▶ [Task description] Select every line below containing the word "Rayo".

────────────────────

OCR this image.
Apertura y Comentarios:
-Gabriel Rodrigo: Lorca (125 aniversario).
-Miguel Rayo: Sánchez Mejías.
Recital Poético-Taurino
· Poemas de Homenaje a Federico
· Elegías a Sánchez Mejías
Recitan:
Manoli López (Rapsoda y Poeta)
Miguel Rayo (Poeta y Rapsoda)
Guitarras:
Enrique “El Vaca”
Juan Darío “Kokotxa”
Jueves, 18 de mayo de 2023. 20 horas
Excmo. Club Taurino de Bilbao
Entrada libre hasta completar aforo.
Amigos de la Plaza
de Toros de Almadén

────────────────────

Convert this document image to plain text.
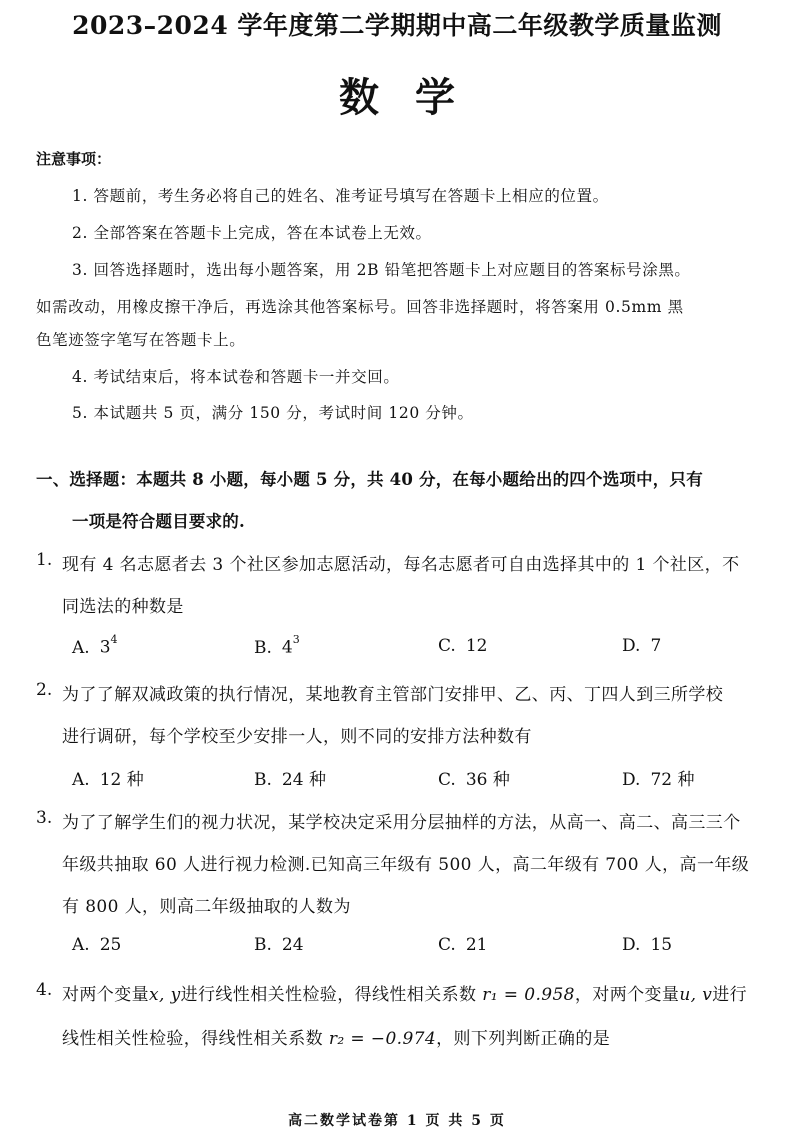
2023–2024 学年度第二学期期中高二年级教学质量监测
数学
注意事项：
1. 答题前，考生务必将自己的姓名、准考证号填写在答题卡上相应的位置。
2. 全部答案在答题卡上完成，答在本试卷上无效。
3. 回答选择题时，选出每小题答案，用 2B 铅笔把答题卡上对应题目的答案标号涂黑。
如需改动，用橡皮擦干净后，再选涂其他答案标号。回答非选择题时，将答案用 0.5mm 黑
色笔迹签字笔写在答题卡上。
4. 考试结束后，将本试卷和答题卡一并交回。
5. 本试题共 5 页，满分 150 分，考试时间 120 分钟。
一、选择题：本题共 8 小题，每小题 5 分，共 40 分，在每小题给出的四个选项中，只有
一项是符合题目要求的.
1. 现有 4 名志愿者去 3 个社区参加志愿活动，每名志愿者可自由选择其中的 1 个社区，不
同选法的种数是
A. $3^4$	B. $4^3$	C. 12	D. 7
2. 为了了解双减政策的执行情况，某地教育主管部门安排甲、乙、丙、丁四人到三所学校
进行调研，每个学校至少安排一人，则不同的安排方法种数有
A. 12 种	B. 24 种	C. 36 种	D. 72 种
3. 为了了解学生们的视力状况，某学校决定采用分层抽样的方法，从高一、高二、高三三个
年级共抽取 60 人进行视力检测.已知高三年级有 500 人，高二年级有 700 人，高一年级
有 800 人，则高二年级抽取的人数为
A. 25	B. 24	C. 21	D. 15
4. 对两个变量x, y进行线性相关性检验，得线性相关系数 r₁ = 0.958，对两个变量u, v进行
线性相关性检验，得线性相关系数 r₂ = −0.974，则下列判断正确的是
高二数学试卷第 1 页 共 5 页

────────────────────

▶ [Right answer]
-Miguel Rayo: Sánchez Mejías.
Miguel Rayo (Poeta y Rapsoda)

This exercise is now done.